**Page text**
________________________________________
We fed a separate cohort of control and CMV-Ser791Ala Raptor knock-in mice a 60% high-fat diet (HFD) to test whether PKA phosphorylation of Raptor at Ser791 is also required for the weight loss effect of liraglutide in the setting of obesity. Unlike lean mice, obese CMV-Ser791Ala mice were not significantly protected from weight loss induced by liraglutide (Figure 4A–D). One caveat to interpreting these results is that CMV-Ser791Ala mice gained significantly more weight and fat mass when fed the 60% HFD prior to liraglutide treatment compared to wild-type mice (Figure 4C and E). We have anecdotally observed that mice with higher baseline body weight and fat mass tend to lose more weight in response to liraglutide. We now support this by showing a positive correlation between starting body weight and liraglutide-induced weight loss in both wild-type and CMV-Ser791Ala mice (Figure 4—figure supplement 1). Although there is no difference in the relationship between starting body weight and liraglutide-induced weight loss between wild-type and CMV-Ser791Ala mice (Figure 4—figure supplement 1), we determined the average baseline (pre-liraglutide treatment) body weight for both genotypes (43.4 g) and divided the results into mice with baseline body weights above vs. below 43.4 g (Figure 4—figure supplement 1). There was no difference in liraglutide-induced weight loss between wild-type and CMV-Ser791Ala mice in mice with baseline body weights above 43.4 g (Figure 4I–J). In mice with baseline body weights below 43.4 g, there was a tendency for CMV-Ser791Ala mice to lose less body weight in response to liraglutide (Figure 4K–L). These results suggest that PKA phosphorylation of Raptor may contribute to liraglutide-induced weight loss in obese mice below a certain threshold body weight.

Figure 4 with 1 supplement see all
PKA phosphorylation of Raptor at S791 does not significantly contribute to the weight-lowering effects of liraglutide in obese mice (Resubmission Rev 2 Figure 4—source data 1).

Body weight in male wild-type (WT) and CMV-Ser791Ala Raptor knock-in (S791A) mice fed a 60% HFD for 8–10 weeks and then given vehicle (0.9% saline) or liraglutide (200 μg/kg) subcutaneously twice a day for 9 days. Absolute body weight (A) and change in body weight (B) from baseline (Day 0). Absolute total mass (C), fat mass (E), and lean mass (G) on Days 0 and 9. Change in total mass (D), fat mass (F), and lean mass (H) from baseline (Day 0). Change in body weight in mice with a baseline body weight >43.4 g (I, J) and mice with a baseline body weight <43.4 g (K, L). ((A), Interaction: F (27, 297)=22.22, p<0.0001. (B), Interaction: F (27, 297)=22.22, p<0.0001. (C), Interaction: F (3, 33) = 39.82, p<0.0001. (D), F (3, 33) = 39.82, p<0.0001. (E), Interaction: F (3, 33) = 30.17, p<0.0001. (F), F (3, 33) = 30.17, p<0.0001. (G), Interaction: F (3, 33) = 25.69, p<0.0001. (H), F (3, 33) = 25.69, p<0.0001. (I), Interaction: F (27, 126)=40.94, p<0.0001. (J), F (3, 14) = 131.2, p<0.0001. (K), Interaction: F (27, 135)=17.98, p<0.0001. (L), F (3, 15) = 29.48, p<0.0001). Analysis was done using mixed-effects analysis followed by Holm-Sidak’s multiple comparisons between liraglutide-treated WT and CMV-Ser791Ala Raptor mice. Data are shown as mean ± SEM, * p<0.05, ** p<0.01, n=7–12 mice per group (A – H), 3–5 (I, J), and 2–7 (K, L).
________________________________________
[Records from a data source]
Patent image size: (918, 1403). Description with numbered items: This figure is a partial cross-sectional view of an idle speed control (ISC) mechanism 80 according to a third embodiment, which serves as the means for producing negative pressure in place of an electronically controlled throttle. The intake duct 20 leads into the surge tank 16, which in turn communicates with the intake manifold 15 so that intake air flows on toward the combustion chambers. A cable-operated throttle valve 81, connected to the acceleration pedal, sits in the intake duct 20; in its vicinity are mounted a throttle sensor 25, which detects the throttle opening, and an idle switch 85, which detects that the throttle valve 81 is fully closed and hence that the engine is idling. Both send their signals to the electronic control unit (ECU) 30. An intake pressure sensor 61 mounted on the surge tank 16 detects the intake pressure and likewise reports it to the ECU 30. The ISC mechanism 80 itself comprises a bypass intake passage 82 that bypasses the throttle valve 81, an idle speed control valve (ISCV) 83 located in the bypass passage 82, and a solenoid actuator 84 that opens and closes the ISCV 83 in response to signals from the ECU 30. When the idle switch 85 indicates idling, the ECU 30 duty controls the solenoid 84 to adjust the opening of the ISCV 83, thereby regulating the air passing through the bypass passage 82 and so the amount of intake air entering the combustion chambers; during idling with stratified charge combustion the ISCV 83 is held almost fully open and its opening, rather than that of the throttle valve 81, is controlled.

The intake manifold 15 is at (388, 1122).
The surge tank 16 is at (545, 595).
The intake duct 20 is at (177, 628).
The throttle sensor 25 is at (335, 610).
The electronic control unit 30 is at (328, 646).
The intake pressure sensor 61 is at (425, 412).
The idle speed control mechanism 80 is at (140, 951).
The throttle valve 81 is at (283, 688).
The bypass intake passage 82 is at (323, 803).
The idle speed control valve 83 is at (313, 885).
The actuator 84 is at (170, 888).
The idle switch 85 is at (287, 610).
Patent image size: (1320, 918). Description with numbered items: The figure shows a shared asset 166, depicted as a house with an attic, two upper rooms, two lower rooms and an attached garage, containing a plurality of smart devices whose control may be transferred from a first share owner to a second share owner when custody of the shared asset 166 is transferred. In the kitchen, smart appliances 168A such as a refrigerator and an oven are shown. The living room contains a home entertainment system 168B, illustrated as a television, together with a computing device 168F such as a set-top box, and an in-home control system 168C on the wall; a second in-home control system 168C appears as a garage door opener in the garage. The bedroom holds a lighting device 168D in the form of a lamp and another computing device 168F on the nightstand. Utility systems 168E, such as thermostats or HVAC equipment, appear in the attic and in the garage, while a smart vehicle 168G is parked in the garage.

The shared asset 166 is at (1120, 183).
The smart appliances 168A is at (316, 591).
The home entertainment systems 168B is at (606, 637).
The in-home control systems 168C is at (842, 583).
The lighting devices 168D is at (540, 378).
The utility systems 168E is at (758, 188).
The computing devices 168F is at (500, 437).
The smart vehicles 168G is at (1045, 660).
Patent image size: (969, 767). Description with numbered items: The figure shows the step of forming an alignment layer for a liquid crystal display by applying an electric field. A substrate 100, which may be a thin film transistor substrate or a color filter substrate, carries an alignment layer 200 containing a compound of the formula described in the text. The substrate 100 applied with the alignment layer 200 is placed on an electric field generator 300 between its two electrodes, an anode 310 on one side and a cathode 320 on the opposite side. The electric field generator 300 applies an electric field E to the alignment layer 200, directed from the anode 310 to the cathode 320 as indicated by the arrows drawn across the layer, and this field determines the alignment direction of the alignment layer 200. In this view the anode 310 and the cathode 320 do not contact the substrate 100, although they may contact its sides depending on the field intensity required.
________________________________________
**What to do**
1 > In the page text, shorten the paragraph beginning "We fed a separate cohort" into a bulleted list that keeps its main facts.
2 > Copy word for word the part of the page text between "Figure 4 with" and "4—source data 1).", inclusive.
3 > According to the page text, for how long were the mice fed the 60% HFD before being given vehicle or liraglutide?

**Solutions per task**
1 >
- Control and CMV-Ser791Ala Raptor knock-in mice were fed a 60% high-fat diet to test whether PKA phosphorylation of Raptor at Ser791 is needed for liraglutide's weight loss effect in obesity.
- Unlike lean mice, obese CMV-Ser791Ala mice were not significantly protected from weight loss caused by liraglutide.
- Caveat: before liraglutide treatment, CMV-Ser791Ala mice gained significantly more weight and fat mass on the diet than wild-type mice.
- Higher starting body weight went with more liraglutide-induced weight loss in both genotypes, and this relationship did not differ between them.
- The mice were split at the average baseline weight of 43.4 g. Above it, weight loss did not differ between genotypes. Below it, CMV-Ser791Ala mice tended to lose less weight.
- Conclusion: PKA phosphorylation of Raptor may contribute to liraglutide-induced weight loss in obese mice below a certain threshold body weight.

2 >
Figure 4 with 1 supplement see all
PKA phosphorylation of Raptor at S791 does not significantly contribute to the weight-lowering effects of liraglutide in obese mice (Resubmission Rev 2 Figure 4—source data 1).

3 > For 8–10 weeks.